→ **TO BE DONE**
Your answer is a single number: how many lines hold the word "changed"?

=====

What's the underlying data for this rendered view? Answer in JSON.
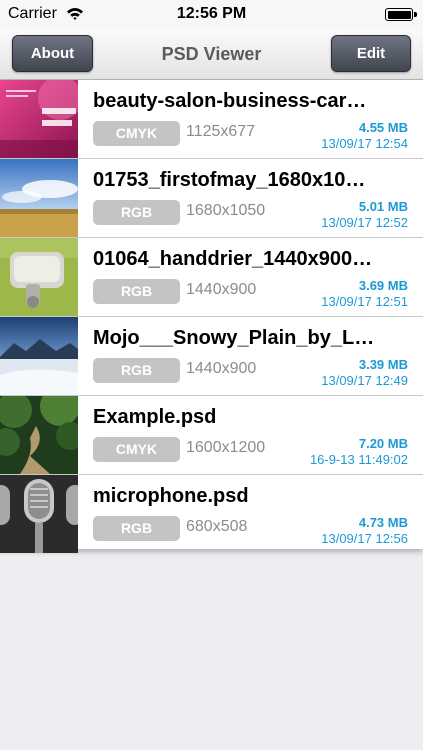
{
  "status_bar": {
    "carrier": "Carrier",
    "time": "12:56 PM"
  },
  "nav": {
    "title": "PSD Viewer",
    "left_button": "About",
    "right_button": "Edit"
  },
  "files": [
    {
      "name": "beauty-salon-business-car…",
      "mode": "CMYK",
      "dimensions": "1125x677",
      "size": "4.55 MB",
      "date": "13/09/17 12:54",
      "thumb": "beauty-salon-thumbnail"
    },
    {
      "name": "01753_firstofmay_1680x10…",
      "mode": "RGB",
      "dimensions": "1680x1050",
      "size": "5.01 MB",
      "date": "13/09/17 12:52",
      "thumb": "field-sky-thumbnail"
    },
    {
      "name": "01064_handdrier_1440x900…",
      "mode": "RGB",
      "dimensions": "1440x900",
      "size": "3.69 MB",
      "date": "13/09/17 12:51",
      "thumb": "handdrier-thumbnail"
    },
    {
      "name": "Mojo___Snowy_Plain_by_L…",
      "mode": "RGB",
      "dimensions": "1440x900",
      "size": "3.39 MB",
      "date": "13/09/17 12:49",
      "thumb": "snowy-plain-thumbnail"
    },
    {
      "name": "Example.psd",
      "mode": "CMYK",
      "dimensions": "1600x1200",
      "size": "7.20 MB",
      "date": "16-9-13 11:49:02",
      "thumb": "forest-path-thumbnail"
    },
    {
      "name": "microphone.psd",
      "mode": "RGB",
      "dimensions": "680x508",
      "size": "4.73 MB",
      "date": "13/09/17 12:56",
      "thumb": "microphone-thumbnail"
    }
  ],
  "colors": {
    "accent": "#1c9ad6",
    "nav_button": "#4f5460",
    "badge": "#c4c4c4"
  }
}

=====

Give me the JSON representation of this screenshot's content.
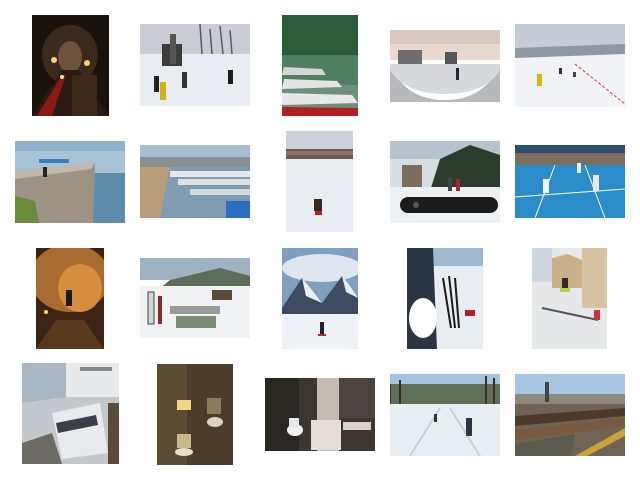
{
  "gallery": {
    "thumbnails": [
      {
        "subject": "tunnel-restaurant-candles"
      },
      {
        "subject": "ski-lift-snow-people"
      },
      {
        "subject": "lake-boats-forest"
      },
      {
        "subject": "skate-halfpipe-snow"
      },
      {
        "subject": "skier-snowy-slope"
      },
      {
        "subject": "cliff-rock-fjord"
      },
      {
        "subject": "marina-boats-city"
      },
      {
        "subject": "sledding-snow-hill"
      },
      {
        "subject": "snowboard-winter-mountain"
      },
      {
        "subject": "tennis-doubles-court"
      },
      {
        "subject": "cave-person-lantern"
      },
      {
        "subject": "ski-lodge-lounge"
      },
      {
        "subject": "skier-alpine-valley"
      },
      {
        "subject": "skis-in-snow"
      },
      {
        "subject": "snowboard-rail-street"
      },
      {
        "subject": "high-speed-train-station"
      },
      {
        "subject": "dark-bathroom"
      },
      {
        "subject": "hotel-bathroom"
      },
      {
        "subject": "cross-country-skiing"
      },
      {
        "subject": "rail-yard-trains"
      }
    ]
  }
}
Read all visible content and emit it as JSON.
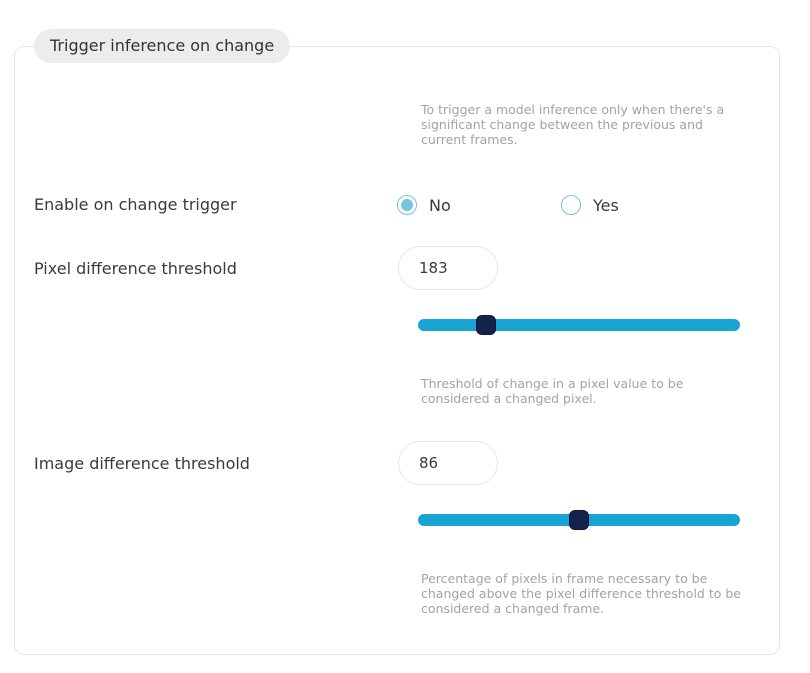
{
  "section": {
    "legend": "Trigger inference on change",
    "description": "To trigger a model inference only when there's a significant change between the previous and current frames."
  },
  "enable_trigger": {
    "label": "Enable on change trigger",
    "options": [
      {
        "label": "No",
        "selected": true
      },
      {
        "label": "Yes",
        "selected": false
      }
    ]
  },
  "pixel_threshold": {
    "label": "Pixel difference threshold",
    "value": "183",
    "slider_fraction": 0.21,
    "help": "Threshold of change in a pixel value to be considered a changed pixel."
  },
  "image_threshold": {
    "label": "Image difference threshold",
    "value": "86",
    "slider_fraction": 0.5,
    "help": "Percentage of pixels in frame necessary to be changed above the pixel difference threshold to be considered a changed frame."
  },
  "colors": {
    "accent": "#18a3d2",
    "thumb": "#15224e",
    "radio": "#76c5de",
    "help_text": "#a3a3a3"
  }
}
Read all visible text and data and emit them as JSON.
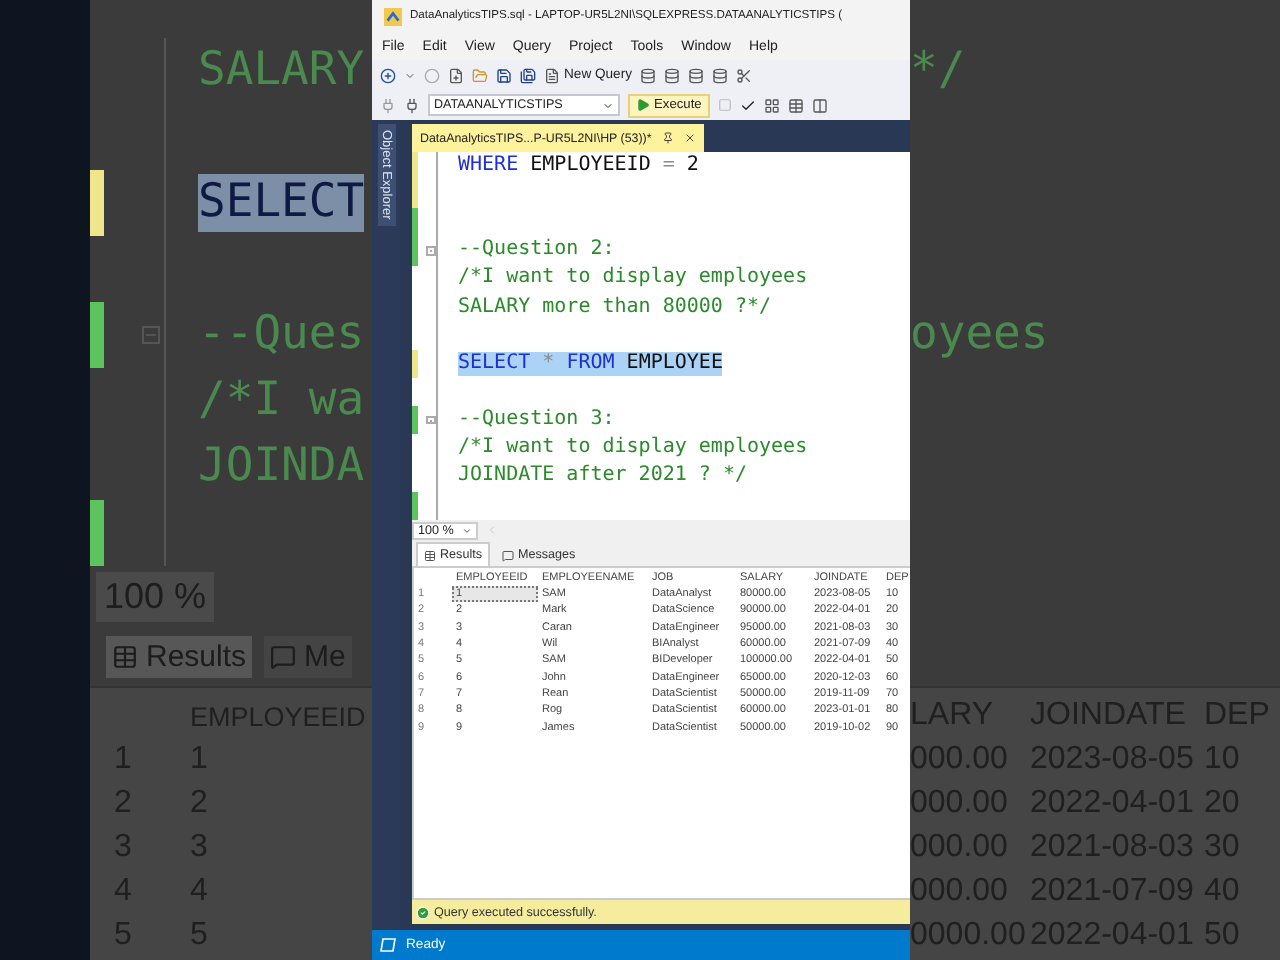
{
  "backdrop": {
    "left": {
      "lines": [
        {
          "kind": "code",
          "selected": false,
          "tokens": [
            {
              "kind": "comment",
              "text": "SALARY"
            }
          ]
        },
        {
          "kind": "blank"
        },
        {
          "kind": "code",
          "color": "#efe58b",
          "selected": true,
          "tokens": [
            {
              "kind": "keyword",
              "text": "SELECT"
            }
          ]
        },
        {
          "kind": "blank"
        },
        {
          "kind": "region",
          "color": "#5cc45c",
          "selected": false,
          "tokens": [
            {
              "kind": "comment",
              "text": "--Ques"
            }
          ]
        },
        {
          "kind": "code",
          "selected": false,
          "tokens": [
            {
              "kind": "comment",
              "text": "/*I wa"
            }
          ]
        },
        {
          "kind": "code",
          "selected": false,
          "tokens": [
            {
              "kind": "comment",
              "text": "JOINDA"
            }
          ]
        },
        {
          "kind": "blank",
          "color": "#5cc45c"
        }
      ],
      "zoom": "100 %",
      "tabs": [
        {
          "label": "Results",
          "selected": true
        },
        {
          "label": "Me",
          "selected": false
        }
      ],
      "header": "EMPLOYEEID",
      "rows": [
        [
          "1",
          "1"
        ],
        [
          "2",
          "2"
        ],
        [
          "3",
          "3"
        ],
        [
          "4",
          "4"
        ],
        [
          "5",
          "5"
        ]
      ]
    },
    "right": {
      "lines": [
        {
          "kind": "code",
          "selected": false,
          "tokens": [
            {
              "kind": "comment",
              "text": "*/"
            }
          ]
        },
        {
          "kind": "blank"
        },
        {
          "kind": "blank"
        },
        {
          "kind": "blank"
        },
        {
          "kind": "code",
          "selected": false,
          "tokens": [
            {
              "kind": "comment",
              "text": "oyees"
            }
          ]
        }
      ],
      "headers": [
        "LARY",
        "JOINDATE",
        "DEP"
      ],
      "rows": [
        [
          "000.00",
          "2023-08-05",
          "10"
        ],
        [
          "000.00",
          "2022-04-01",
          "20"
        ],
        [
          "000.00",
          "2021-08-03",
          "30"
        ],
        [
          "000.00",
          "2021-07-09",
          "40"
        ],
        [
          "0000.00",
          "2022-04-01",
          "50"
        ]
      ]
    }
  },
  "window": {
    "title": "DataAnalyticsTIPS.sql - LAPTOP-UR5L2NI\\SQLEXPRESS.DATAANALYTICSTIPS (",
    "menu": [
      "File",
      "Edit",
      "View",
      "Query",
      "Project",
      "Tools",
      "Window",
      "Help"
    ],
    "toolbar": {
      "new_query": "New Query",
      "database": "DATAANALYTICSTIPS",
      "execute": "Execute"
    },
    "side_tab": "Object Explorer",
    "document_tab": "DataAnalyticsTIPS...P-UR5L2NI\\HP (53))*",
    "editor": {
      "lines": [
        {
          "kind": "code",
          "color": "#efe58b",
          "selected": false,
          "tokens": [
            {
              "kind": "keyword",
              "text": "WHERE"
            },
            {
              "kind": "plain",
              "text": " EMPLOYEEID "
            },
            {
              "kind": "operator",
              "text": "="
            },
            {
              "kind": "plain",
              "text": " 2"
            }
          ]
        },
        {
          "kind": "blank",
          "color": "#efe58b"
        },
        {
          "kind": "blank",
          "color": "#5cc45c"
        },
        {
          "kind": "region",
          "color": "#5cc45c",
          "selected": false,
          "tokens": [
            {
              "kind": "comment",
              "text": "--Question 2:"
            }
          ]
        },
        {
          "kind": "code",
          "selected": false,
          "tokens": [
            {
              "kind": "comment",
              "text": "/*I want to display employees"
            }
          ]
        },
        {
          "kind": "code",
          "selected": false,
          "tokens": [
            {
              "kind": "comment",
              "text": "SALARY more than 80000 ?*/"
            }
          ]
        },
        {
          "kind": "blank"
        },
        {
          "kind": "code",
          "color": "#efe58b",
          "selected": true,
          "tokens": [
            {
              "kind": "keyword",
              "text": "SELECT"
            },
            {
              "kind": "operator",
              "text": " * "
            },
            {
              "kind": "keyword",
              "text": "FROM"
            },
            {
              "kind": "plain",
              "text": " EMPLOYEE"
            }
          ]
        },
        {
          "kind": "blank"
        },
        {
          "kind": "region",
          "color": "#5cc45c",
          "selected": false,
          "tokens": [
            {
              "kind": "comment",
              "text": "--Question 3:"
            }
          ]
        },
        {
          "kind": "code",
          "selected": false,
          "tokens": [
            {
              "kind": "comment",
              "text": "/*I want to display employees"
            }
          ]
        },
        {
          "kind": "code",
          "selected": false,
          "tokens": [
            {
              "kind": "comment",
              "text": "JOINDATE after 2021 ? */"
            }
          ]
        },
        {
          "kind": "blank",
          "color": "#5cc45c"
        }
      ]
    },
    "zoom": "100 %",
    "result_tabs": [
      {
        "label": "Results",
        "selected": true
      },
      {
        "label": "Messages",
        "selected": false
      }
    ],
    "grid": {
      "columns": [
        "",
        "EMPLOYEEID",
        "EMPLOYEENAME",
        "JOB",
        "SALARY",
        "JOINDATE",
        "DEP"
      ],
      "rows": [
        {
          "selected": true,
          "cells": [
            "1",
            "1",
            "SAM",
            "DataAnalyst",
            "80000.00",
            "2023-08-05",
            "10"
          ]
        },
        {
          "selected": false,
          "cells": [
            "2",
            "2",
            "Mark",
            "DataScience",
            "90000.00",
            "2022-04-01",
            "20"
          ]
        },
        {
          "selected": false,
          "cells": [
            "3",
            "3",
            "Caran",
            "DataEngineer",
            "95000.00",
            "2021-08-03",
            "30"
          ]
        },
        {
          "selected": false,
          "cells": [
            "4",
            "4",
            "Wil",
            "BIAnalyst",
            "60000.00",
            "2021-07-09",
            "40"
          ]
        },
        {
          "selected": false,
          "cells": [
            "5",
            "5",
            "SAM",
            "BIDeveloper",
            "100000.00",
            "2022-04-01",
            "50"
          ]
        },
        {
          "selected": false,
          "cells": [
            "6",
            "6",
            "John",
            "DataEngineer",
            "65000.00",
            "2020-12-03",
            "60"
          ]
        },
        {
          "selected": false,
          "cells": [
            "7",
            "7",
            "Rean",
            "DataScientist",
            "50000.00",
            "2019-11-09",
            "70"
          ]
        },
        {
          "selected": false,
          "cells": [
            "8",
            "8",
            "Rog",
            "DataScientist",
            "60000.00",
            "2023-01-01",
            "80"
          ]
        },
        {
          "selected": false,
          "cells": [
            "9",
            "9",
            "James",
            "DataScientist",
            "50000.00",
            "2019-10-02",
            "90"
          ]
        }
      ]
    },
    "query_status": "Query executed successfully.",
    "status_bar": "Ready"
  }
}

=====

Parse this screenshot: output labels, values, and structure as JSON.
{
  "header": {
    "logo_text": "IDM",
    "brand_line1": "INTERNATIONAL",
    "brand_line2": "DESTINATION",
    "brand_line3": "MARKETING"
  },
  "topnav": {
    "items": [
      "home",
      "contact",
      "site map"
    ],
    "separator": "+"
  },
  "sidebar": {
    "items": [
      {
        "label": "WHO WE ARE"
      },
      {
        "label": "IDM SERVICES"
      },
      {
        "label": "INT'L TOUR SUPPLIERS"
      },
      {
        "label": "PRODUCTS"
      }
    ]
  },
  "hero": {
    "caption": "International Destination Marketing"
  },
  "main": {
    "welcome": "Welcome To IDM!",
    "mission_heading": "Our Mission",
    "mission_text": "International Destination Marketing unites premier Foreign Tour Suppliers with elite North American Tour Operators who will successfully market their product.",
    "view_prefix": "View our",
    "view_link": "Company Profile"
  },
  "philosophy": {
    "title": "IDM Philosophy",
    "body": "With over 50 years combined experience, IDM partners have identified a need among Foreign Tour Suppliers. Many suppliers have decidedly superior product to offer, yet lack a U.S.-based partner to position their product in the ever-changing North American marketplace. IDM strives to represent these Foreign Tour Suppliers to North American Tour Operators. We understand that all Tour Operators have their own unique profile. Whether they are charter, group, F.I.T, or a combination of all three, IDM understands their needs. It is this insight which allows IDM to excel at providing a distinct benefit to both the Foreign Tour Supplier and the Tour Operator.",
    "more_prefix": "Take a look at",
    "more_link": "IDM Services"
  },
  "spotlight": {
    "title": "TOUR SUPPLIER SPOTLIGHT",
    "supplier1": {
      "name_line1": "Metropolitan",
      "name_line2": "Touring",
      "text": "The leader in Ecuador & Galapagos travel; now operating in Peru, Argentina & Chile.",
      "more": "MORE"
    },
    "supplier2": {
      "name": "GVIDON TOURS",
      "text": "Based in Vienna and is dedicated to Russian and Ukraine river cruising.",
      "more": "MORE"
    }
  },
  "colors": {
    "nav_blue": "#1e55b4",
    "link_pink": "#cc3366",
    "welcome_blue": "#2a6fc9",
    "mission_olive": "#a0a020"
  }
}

=====

→ **RESULT BELOW**
2